## Start The input
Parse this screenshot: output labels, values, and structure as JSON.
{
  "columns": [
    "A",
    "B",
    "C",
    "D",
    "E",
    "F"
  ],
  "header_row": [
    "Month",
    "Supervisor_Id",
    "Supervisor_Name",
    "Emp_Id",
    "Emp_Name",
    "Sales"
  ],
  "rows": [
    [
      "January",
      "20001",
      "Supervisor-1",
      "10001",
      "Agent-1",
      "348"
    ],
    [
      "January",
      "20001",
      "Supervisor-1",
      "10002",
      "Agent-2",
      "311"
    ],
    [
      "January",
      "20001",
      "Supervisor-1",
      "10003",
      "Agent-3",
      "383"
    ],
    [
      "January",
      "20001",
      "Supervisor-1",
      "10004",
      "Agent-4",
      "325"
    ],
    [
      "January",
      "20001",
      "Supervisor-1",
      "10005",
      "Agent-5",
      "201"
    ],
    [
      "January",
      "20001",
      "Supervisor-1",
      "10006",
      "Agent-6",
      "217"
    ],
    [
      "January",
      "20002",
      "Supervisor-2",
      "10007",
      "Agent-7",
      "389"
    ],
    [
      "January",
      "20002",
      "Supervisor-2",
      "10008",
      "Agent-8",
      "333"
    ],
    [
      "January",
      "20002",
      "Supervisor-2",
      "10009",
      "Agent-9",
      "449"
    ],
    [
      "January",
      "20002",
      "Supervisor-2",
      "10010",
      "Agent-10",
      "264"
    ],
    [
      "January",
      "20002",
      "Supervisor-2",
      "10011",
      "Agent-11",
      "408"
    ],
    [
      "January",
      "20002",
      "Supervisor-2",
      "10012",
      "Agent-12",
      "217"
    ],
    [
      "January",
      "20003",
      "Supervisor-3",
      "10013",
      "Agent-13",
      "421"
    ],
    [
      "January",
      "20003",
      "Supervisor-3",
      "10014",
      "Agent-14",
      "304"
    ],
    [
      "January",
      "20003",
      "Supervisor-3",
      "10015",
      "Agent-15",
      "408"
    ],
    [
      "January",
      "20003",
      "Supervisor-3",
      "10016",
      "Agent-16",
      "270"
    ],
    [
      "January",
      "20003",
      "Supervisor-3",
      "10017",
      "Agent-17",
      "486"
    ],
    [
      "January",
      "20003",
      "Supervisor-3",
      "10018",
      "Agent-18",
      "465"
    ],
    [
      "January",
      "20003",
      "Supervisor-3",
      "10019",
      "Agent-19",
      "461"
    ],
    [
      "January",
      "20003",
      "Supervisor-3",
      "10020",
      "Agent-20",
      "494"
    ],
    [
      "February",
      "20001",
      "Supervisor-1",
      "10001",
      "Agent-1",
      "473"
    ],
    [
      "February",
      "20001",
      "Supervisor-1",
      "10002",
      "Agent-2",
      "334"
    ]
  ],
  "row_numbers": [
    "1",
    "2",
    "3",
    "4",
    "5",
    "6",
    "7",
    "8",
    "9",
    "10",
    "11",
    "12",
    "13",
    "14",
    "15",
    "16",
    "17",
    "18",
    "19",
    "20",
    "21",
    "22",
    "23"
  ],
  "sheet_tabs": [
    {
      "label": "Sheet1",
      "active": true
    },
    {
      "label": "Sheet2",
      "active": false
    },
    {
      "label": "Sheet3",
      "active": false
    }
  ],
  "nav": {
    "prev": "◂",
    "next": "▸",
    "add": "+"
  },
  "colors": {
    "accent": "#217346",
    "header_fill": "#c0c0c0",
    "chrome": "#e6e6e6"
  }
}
## End The input
Requirement:
Print all of the entries exactly as they appear.

Exercise output:
Parse this screenshot: output labels, values, and structure as JSON.
{
  "columns": [
    "A",
    "B",
    "C",
    "D",
    "E",
    "F"
  ],
  "header_row": [
    "Month",
    "Supervisor_Id",
    "Supervisor_Name",
    "Emp_Id",
    "Emp_Name",
    "Sales"
  ],
  "rows": [
    [
      "January",
      "20001",
      "Supervisor-1",
      "10001",
      "Agent-1",
      "348"
    ],
    [
      "January",
      "20001",
      "Supervisor-1",
      "10002",
      "Agent-2",
      "311"
    ],
    [
      "January",
      "20001",
      "Supervisor-1",
      "10003",
      "Agent-3",
      "383"
    ],
    [
      "January",
      "20001",
      "Supervisor-1",
      "10004",
      "Agent-4",
      "325"
    ],
    [
      "January",
      "20001",
      "Supervisor-1",
      "10005",
      "Agent-5",
      "201"
    ],
    [
      "January",
      "20001",
      "Supervisor-1",
      "10006",
      "Agent-6",
      "217"
    ],
    [
      "January",
      "20002",
      "Supervisor-2",
      "10007",
      "Agent-7",
      "389"
    ],
    [
      "January",
      "20002",
      "Supervisor-2",
      "10008",
      "Agent-8",
      "333"
    ],
    [
      "January",
      "20002",
      "Supervisor-2",
      "10009",
      "Agent-9",
      "449"
    ],
    [
      "January",
      "20002",
      "Supervisor-2",
      "10010",
      "Agent-10",
      "264"
    ],
    [
      "January",
      "20002",
      "Supervisor-2",
      "10011",
      "Agent-11",
      "408"
    ],
    [
      "January",
      "20002",
      "Supervisor-2",
      "10012",
      "Agent-12",
      "217"
    ],
    [
      "January",
      "20003",
      "Supervisor-3",
      "10013",
      "Agent-13",
      "421"
    ],
    [
      "January",
      "20003",
      "Supervisor-3",
      "10014",
      "Agent-14",
      "304"
    ],
    [
      "January",
      "20003",
      "Supervisor-3",
      "10015",
      "Agent-15",
      "408"
    ],
    [
      "January",
      "20003",
      "Supervisor-3",
      "10016",
      "Agent-16",
      "270"
    ],
    [
      "January",
      "20003",
      "Supervisor-3",
      "10017",
      "Agent-17",
      "486"
    ],
    [
      "January",
      "20003",
      "Supervisor-3",
      "10018",
      "Agent-18",
      "465"
    ],
    [
      "January",
      "20003",
      "Supervisor-3",
      "10019",
      "Agent-19",
      "461"
    ],
    [
      "January",
      "20003",
      "Supervisor-3",
      "10020",
      "Agent-20",
      "494"
    ],
    [
      "February",
      "20001",
      "Supervisor-1",
      "10001",
      "Agent-1",
      "473"
    ],
    [
      "February",
      "20001",
      "Supervisor-1",
      "10002",
      "Agent-2",
      "334"
    ]
  ],
  "row_numbers": [
    "1",
    "2",
    "3",
    "4",
    "5",
    "6",
    "7",
    "8",
    "9",
    "10",
    "11",
    "12",
    "13",
    "14",
    "15",
    "16",
    "17",
    "18",
    "19",
    "20",
    "21",
    "22",
    "23"
  ],
  "sheet_tabs": [
    {
      "label": "Sheet1",
      "active": true
    },
    {
      "label": "Sheet2",
      "active": false
    },
    {
      "label": "Sheet3",
      "active": false
    }
  ],
  "nav": {
    "prev": "◂",
    "next": "▸",
    "add": "+"
  },
  "colors": {
    "accent": "#217346",
    "header_fill": "#c0c0c0",
    "chrome": "#e6e6e6"
  }
}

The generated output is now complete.